++++ Material for the task ++++

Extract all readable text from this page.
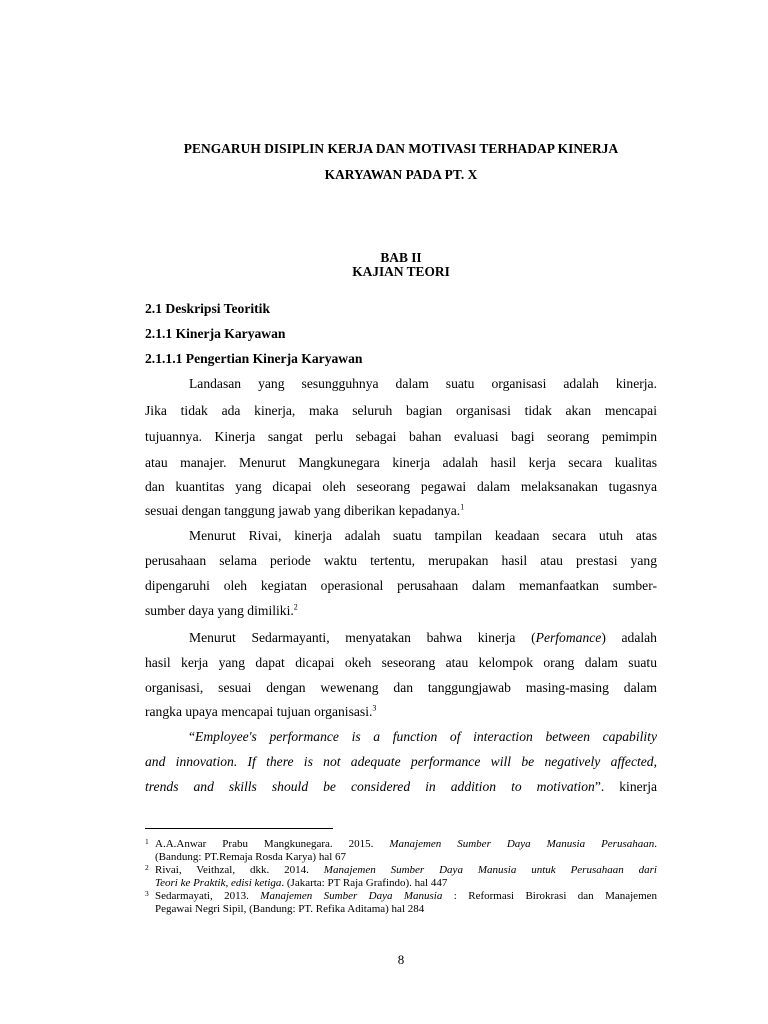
PENGARUH DISIPLIN KERJA DAN MOTIVASI TERHADAP KINERJA
KARYAWAN PADA PT. X
BAB II
KAJIAN TEORI
2.1 Deskripsi Teoritik
2.1.1 Kinerja Karyawan
2.1.1.1 Pengertian Kinerja Karyawan
Landasan yang sesungguhnya dalam suatu organisasi adalah kinerja.
Jika tidak ada kinerja, maka seluruh bagian organisasi tidak akan mencapai
tujuannya. Kinerja sangat perlu sebagai bahan evaluasi bagi seorang pemimpin
atau manajer. Menurut Mangkunegara kinerja adalah hasil kerja secara kualitas
dan kuantitas yang dicapai oleh seseorang pegawai dalam melaksanakan tugasnya
sesuai dengan tanggung jawab yang diberikan kepadanya.$^1$
Menurut Rivai, kinerja adalah suatu tampilan keadaan secara utuh atas
perusahaan selama periode waktu tertentu, merupakan hasil atau prestasi yang
dipengaruhi oleh kegiatan operasional perusahaan dalam memanfaatkan sumber-
sumber daya yang dimiliki.$^2$
Menurut Sedarmayanti, menyatakan bahwa kinerja (Perfomance) adalah
hasil kerja yang dapat dicapai okeh seseorang atau kelompok orang dalam suatu
organisasi, sesuai dengan wewenang dan tanggungjawab masing-masing dalam
rangka upaya mencapai tujuan organisasi.$^3$
“Employee's performance is a function of interaction between capability
and innovation. If there is not adequate performance will be negatively affected,
trends and skills should be considered in addition to motivation”. kinerja
1 A.A.Anwar Prabu Mangkunegara. 2015. Manajemen Sumber Daya Manusia Perusahaan.
(Bandung: PT.Remaja Rosda Karya) hal 67
2 Rivai, Veithzal, dkk. 2014. Manajemen Sumber Daya Manusia untuk Perusahaan dari
Teori ke Praktik, edisi ketiga. (Jakarta: PT Raja Grafindo). hal 447
3 Sedarmayati, 2013. Manajemen Sumber Daya Manusia : Reformasi Birokrasi dan Manajemen
Pegawai Negri Sipil, (Bandung: PT. Refika Aditama) hal 284
8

++++

== Your objective ==
Look through the material and copy each line that has "Manajemen".

== Finished task ==
1 A.A.Anwar Prabu Mangkunegara. 2015. Manajemen Sumber Daya Manusia Perusahaan.
2 Rivai, Veithzal, dkk. 2014. Manajemen Sumber Daya Manusia untuk Perusahaan dari
3 Sedarmayati, 2013. Manajemen Sumber Daya Manusia : Reformasi Birokrasi dan Manajemen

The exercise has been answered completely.